◆ **Short exercise**
Check each line of the material below for "ylabel", then copy the ones that contain it.

══ Provided data

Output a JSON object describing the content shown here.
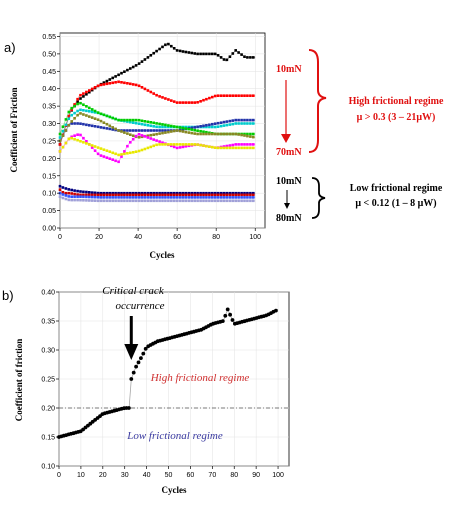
{
  "chart_data": [
    {
      "type": "scatter",
      "panel_label": "a)",
      "xlabel": "Cycles",
      "ylabel": "Coefficient of Friction",
      "xlim": [
        0,
        105
      ],
      "ylim": [
        0,
        0.56
      ],
      "xticks": [
        "0",
        "20",
        "40",
        "60",
        "80",
        "100"
      ],
      "yticks": [
        "0.00",
        "0.05",
        "0.10",
        "0.15",
        "0.20",
        "0.25",
        "0.30",
        "0.35",
        "0.40",
        "0.45",
        "0.50",
        "0.55"
      ],
      "annotations": {
        "high_top_load": "10mN",
        "high_bottom_load": "70mN",
        "high_regime_title": "High frictional regime",
        "high_regime_detail": "μ > 0.3 (3 – 21μW)",
        "low_top_load": "10mN",
        "low_bottom_load": "80mN",
        "low_regime_title": "Low frictional regime",
        "low_regime_detail": "μ < 0.12 (1 – 8 μW)"
      },
      "series": [
        {
          "color": "#000000",
          "x": [
            0,
            5,
            10,
            20,
            30,
            40,
            50,
            55,
            60,
            70,
            80,
            85,
            90,
            95,
            100
          ],
          "y": [
            0.24,
            0.33,
            0.37,
            0.41,
            0.44,
            0.47,
            0.51,
            0.53,
            0.51,
            0.5,
            0.5,
            0.48,
            0.51,
            0.49,
            0.49
          ]
        },
        {
          "color": "#ff0000",
          "x": [
            0,
            5,
            10,
            20,
            30,
            40,
            50,
            60,
            70,
            80,
            90,
            100
          ],
          "y": [
            0.24,
            0.33,
            0.38,
            0.41,
            0.42,
            0.41,
            0.38,
            0.36,
            0.36,
            0.38,
            0.38,
            0.38
          ]
        },
        {
          "color": "#00cccc",
          "x": [
            0,
            5,
            10,
            20,
            30,
            40,
            50,
            60,
            70,
            80,
            90,
            100
          ],
          "y": [
            0.26,
            0.32,
            0.34,
            0.33,
            0.31,
            0.3,
            0.29,
            0.29,
            0.29,
            0.29,
            0.3,
            0.3
          ]
        },
        {
          "color": "#2233aa",
          "x": [
            0,
            5,
            10,
            20,
            30,
            40,
            50,
            60,
            70,
            80,
            90,
            100
          ],
          "y": [
            0.25,
            0.3,
            0.3,
            0.29,
            0.28,
            0.28,
            0.28,
            0.28,
            0.29,
            0.3,
            0.31,
            0.31
          ]
        },
        {
          "color": "#00cc00",
          "x": [
            0,
            5,
            10,
            20,
            30,
            40,
            50,
            60,
            70,
            80,
            90,
            100
          ],
          "y": [
            0.27,
            0.34,
            0.36,
            0.33,
            0.31,
            0.31,
            0.3,
            0.29,
            0.28,
            0.27,
            0.27,
            0.27
          ]
        },
        {
          "color": "#888822",
          "x": [
            0,
            5,
            10,
            20,
            30,
            40,
            50,
            60,
            70,
            80,
            90,
            100
          ],
          "y": [
            0.25,
            0.3,
            0.33,
            0.31,
            0.28,
            0.26,
            0.27,
            0.28,
            0.27,
            0.27,
            0.27,
            0.26
          ]
        },
        {
          "color": "#ff00ff",
          "x": [
            0,
            5,
            10,
            15,
            20,
            25,
            30,
            35,
            40,
            50,
            60,
            70,
            80,
            90,
            100
          ],
          "y": [
            0.22,
            0.26,
            0.27,
            0.24,
            0.21,
            0.2,
            0.19,
            0.24,
            0.27,
            0.25,
            0.23,
            0.24,
            0.23,
            0.24,
            0.24
          ]
        },
        {
          "color": "#e8e800",
          "x": [
            0,
            5,
            10,
            20,
            30,
            40,
            50,
            60,
            70,
            80,
            90,
            100
          ],
          "y": [
            0.22,
            0.26,
            0.25,
            0.23,
            0.21,
            0.22,
            0.24,
            0.24,
            0.24,
            0.23,
            0.23,
            0.23
          ]
        },
        {
          "color": "#000080",
          "x": [
            0,
            2,
            5,
            10,
            20,
            40,
            60,
            80,
            100
          ],
          "y": [
            0.12,
            0.115,
            0.11,
            0.105,
            0.1,
            0.1,
            0.1,
            0.1,
            0.1
          ]
        },
        {
          "color": "#cc0000",
          "x": [
            0,
            2,
            5,
            10,
            20,
            40,
            60,
            80,
            100
          ],
          "y": [
            0.11,
            0.1,
            0.1,
            0.095,
            0.095,
            0.095,
            0.095,
            0.095,
            0.095
          ]
        },
        {
          "color": "#3355ff",
          "x": [
            0,
            2,
            5,
            10,
            20,
            40,
            60,
            80,
            100
          ],
          "y": [
            0.1,
            0.095,
            0.09,
            0.09,
            0.088,
            0.088,
            0.088,
            0.088,
            0.088
          ]
        },
        {
          "color": "#a0a0d8",
          "x": [
            0,
            2,
            5,
            10,
            20,
            40,
            60,
            80,
            100
          ],
          "y": [
            0.09,
            0.085,
            0.08,
            0.08,
            0.078,
            0.078,
            0.078,
            0.078,
            0.078
          ]
        }
      ]
    },
    {
      "type": "scatter",
      "panel_label": "b)",
      "xlabel": "Cycles",
      "ylabel": "Coefficient of friction",
      "xlim": [
        0,
        105
      ],
      "ylim": [
        0.1,
        0.4
      ],
      "xticks": [
        "0",
        "10",
        "20",
        "30",
        "40",
        "50",
        "60",
        "70",
        "80",
        "90",
        "100"
      ],
      "yticks": [
        "0.10",
        "0.15",
        "0.20",
        "0.25",
        "0.30",
        "0.35",
        "0.40"
      ],
      "threshold": 0.2,
      "annotations": {
        "crack_line1": "Critical crack",
        "crack_line2": "occurrence",
        "crack_x": 33,
        "high_label": "High frictional regime",
        "low_label": "Low frictional regime",
        "high_color": "#d03030",
        "low_color": "#3a3aa0"
      },
      "series": [
        {
          "color": "#000000",
          "x": [
            0,
            5,
            10,
            15,
            20,
            25,
            30,
            32,
            33,
            35,
            38,
            40,
            45,
            50,
            55,
            60,
            65,
            70,
            75,
            77,
            80,
            85,
            90,
            95,
            100
          ],
          "y": [
            0.15,
            0.155,
            0.16,
            0.175,
            0.19,
            0.195,
            0.2,
            0.2,
            0.25,
            0.27,
            0.29,
            0.305,
            0.315,
            0.32,
            0.325,
            0.33,
            0.335,
            0.345,
            0.35,
            0.37,
            0.345,
            0.35,
            0.355,
            0.36,
            0.37
          ]
        }
      ]
    }
  ]
}
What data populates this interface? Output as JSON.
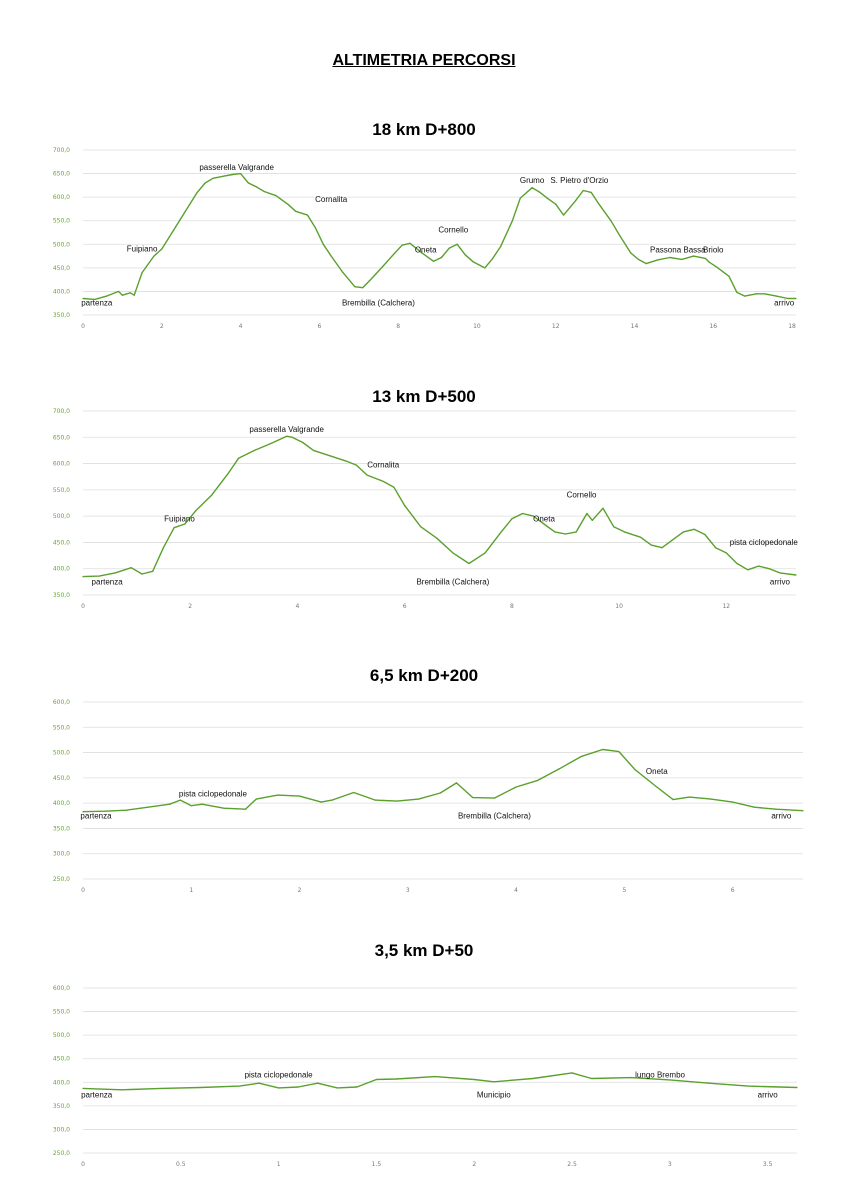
{
  "title": "ALTIMETRIA PERCORSI",
  "colors": {
    "line": "#5aa02c",
    "ytick": "#6aa335",
    "grid": "#dddddd"
  },
  "chart_data": [
    {
      "type": "line",
      "title": "18 km D+800",
      "ylim": [
        350,
        700
      ],
      "yticks": [
        "350,0",
        "400,0",
        "450,0",
        "500,0",
        "550,0",
        "600,0",
        "650,0",
        "700,0"
      ],
      "xlim": [
        0,
        18.1
      ],
      "xticks": [
        "0",
        "2",
        "4",
        "6",
        "8",
        "10",
        "12",
        "14",
        "16",
        "18"
      ],
      "grid": true,
      "x": [
        0,
        0.3,
        0.6,
        0.9,
        1.0,
        1.2,
        1.3,
        1.5,
        1.8,
        2.0,
        2.3,
        2.6,
        2.9,
        3.1,
        3.3,
        3.6,
        3.8,
        4.0,
        4.1,
        4.2,
        4.4,
        4.6,
        4.9,
        5.2,
        5.4,
        5.7,
        5.9,
        6.1,
        6.3,
        6.6,
        6.9,
        7.1,
        7.3,
        7.6,
        7.9,
        8.1,
        8.3,
        8.6,
        8.9,
        9.1,
        9.3,
        9.5,
        9.7,
        9.9,
        10.2,
        10.4,
        10.6,
        10.9,
        11.1,
        11.4,
        11.6,
        11.8,
        12.0,
        12.2,
        12.5,
        12.7,
        12.9,
        13.1,
        13.4,
        13.6,
        13.9,
        14.1,
        14.3,
        14.6,
        14.9,
        15.2,
        15.5,
        15.8,
        15.9,
        16.1,
        16.4,
        16.6,
        16.8,
        17.1,
        17.3,
        17.6,
        17.9,
        18.1
      ],
      "series": [
        {
          "values": [
            385,
            383,
            390,
            400,
            392,
            397,
            392,
            440,
            475,
            490,
            530,
            570,
            610,
            630,
            640,
            645,
            648,
            650,
            640,
            630,
            622,
            612,
            603,
            585,
            570,
            562,
            535,
            500,
            475,
            440,
            410,
            408,
            425,
            452,
            480,
            498,
            502,
            482,
            464,
            472,
            492,
            500,
            478,
            463,
            450,
            470,
            495,
            550,
            598,
            620,
            610,
            597,
            585,
            562,
            592,
            614,
            610,
            585,
            550,
            522,
            482,
            468,
            459,
            467,
            472,
            468,
            475,
            470,
            462,
            451,
            432,
            398,
            390,
            395,
            395,
            390,
            385,
            385
          ]
        }
      ],
      "annotations": [
        {
          "text": "passerella Valgrande",
          "x": 3.9,
          "y": 658
        },
        {
          "text": "Fuipiano",
          "x": 1.5,
          "y": 485
        },
        {
          "text": "Cornalita",
          "x": 6.3,
          "y": 590
        },
        {
          "text": "Cornello",
          "x": 9.4,
          "y": 525
        },
        {
          "text": "Oneta",
          "x": 8.7,
          "y": 483
        },
        {
          "text": "Grumo",
          "x": 11.4,
          "y": 630
        },
        {
          "text": "S. Pietro d'Orzio",
          "x": 12.6,
          "y": 630
        },
        {
          "text": "Passona Bassa",
          "x": 15.1,
          "y": 483
        },
        {
          "text": "Briolo",
          "x": 16.0,
          "y": 483
        },
        {
          "text": "partenza",
          "x": 0.35,
          "y": 370
        },
        {
          "text": "Brembilla (Calchera)",
          "x": 7.5,
          "y": 370
        },
        {
          "text": "arrivo",
          "x": 17.8,
          "y": 370
        }
      ]
    },
    {
      "type": "line",
      "title": "13 km D+500",
      "ylim": [
        350,
        700
      ],
      "yticks": [
        "350,0",
        "400,0",
        "450,0",
        "500,0",
        "550,0",
        "600,0",
        "650,0",
        "700,0"
      ],
      "xlim": [
        0,
        13.3
      ],
      "xticks": [
        "0",
        "2",
        "4",
        "6",
        "8",
        "10",
        "12"
      ],
      "grid": true,
      "x": [
        0,
        0.3,
        0.6,
        0.9,
        1.1,
        1.3,
        1.5,
        1.7,
        1.9,
        2.1,
        2.4,
        2.7,
        2.9,
        3.2,
        3.5,
        3.8,
        3.9,
        4.1,
        4.3,
        4.6,
        4.9,
        5.1,
        5.3,
        5.6,
        5.8,
        6.0,
        6.3,
        6.6,
        6.9,
        7.2,
        7.5,
        7.8,
        8.0,
        8.2,
        8.4,
        8.6,
        8.8,
        9.0,
        9.2,
        9.4,
        9.5,
        9.7,
        9.9,
        10.1,
        10.4,
        10.6,
        10.8,
        11.0,
        11.2,
        11.4,
        11.6,
        11.8,
        12.0,
        12.2,
        12.4,
        12.6,
        12.8,
        13.0,
        13.3
      ],
      "series": [
        {
          "values": [
            385,
            386,
            392,
            402,
            390,
            395,
            440,
            478,
            485,
            510,
            540,
            580,
            610,
            625,
            638,
            652,
            650,
            640,
            625,
            615,
            605,
            597,
            578,
            566,
            555,
            520,
            480,
            458,
            430,
            410,
            430,
            470,
            495,
            505,
            500,
            485,
            470,
            466,
            470,
            505,
            492,
            515,
            480,
            470,
            460,
            445,
            440,
            455,
            470,
            475,
            465,
            440,
            430,
            410,
            398,
            405,
            400,
            392,
            388
          ]
        }
      ],
      "annotations": [
        {
          "text": "passerella Valgrande",
          "x": 3.8,
          "y": 660
        },
        {
          "text": "Fuipiano",
          "x": 1.8,
          "y": 490
        },
        {
          "text": "Cornalita",
          "x": 5.6,
          "y": 593
        },
        {
          "text": "Cornello",
          "x": 9.3,
          "y": 535
        },
        {
          "text": "Oneta",
          "x": 8.6,
          "y": 490
        },
        {
          "text": "pista ciclopedonale",
          "x": 12.7,
          "y": 445
        },
        {
          "text": "partenza",
          "x": 0.45,
          "y": 370
        },
        {
          "text": "Brembilla (Calchera)",
          "x": 6.9,
          "y": 370
        },
        {
          "text": "arrivo",
          "x": 13.0,
          "y": 370
        }
      ]
    },
    {
      "type": "line",
      "title": "6,5 km D+200",
      "ylim": [
        250,
        600
      ],
      "yticks": [
        "250,0",
        "300,0",
        "350,0",
        "400,0",
        "450,0",
        "500,0",
        "550,0",
        "600,0"
      ],
      "xlim": [
        0,
        6.65
      ],
      "xticks": [
        "0",
        "1",
        "2",
        "3",
        "4",
        "5",
        "6"
      ],
      "grid": true,
      "x": [
        0,
        0.2,
        0.4,
        0.6,
        0.8,
        0.9,
        1.0,
        1.1,
        1.3,
        1.5,
        1.6,
        1.8,
        2.0,
        2.2,
        2.3,
        2.5,
        2.7,
        2.9,
        3.1,
        3.3,
        3.45,
        3.6,
        3.8,
        4.0,
        4.2,
        4.4,
        4.6,
        4.8,
        4.95,
        5.1,
        5.3,
        5.45,
        5.6,
        5.8,
        6.0,
        6.2,
        6.4,
        6.65
      ],
      "series": [
        {
          "values": [
            383,
            384,
            386,
            392,
            398,
            406,
            395,
            398,
            390,
            388,
            408,
            416,
            414,
            402,
            406,
            421,
            406,
            404,
            408,
            420,
            440,
            411,
            410,
            432,
            445,
            468,
            492,
            506,
            502,
            466,
            432,
            407,
            412,
            408,
            402,
            392,
            388,
            385
          ]
        }
      ],
      "annotations": [
        {
          "text": "pista ciclopedonale",
          "x": 1.2,
          "y": 413
        },
        {
          "text": "Oneta",
          "x": 5.3,
          "y": 458
        },
        {
          "text": "partenza",
          "x": 0.12,
          "y": 370
        },
        {
          "text": "Brembilla (Calchera)",
          "x": 3.8,
          "y": 370
        },
        {
          "text": "arrivo",
          "x": 6.45,
          "y": 370
        }
      ]
    },
    {
      "type": "line",
      "title": "3,5 km D+50",
      "ylim": [
        250,
        600
      ],
      "yticks": [
        "250,0",
        "300,0",
        "350,0",
        "400,0",
        "450,0",
        "500,0",
        "550,0",
        "600,0"
      ],
      "xlim": [
        0,
        3.65
      ],
      "xticks": [
        "0",
        "0.5",
        "1",
        "1.5",
        "2",
        "2.5",
        "3",
        "3.5"
      ],
      "grid": true,
      "x": [
        0,
        0.2,
        0.4,
        0.6,
        0.8,
        0.9,
        1.0,
        1.1,
        1.2,
        1.3,
        1.4,
        1.5,
        1.6,
        1.8,
        2.0,
        2.1,
        2.3,
        2.5,
        2.6,
        2.8,
        3.0,
        3.2,
        3.4,
        3.65
      ],
      "series": [
        {
          "values": [
            387,
            384,
            387,
            389,
            392,
            398,
            388,
            390,
            398,
            388,
            390,
            406,
            407,
            412,
            406,
            401,
            408,
            420,
            408,
            410,
            405,
            398,
            392,
            389
          ]
        }
      ],
      "annotations": [
        {
          "text": "pista ciclopedonale",
          "x": 1.0,
          "y": 410
        },
        {
          "text": "lungo Brembo",
          "x": 2.95,
          "y": 410
        },
        {
          "text": "partenza",
          "x": 0.07,
          "y": 368
        },
        {
          "text": "Municipio",
          "x": 2.1,
          "y": 368
        },
        {
          "text": "arrivo",
          "x": 3.5,
          "y": 368
        }
      ]
    }
  ]
}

════

◆ **Task output**
      "ylabel": "Coefficient of Friction",
      "ylabel": "Coefficient of friction",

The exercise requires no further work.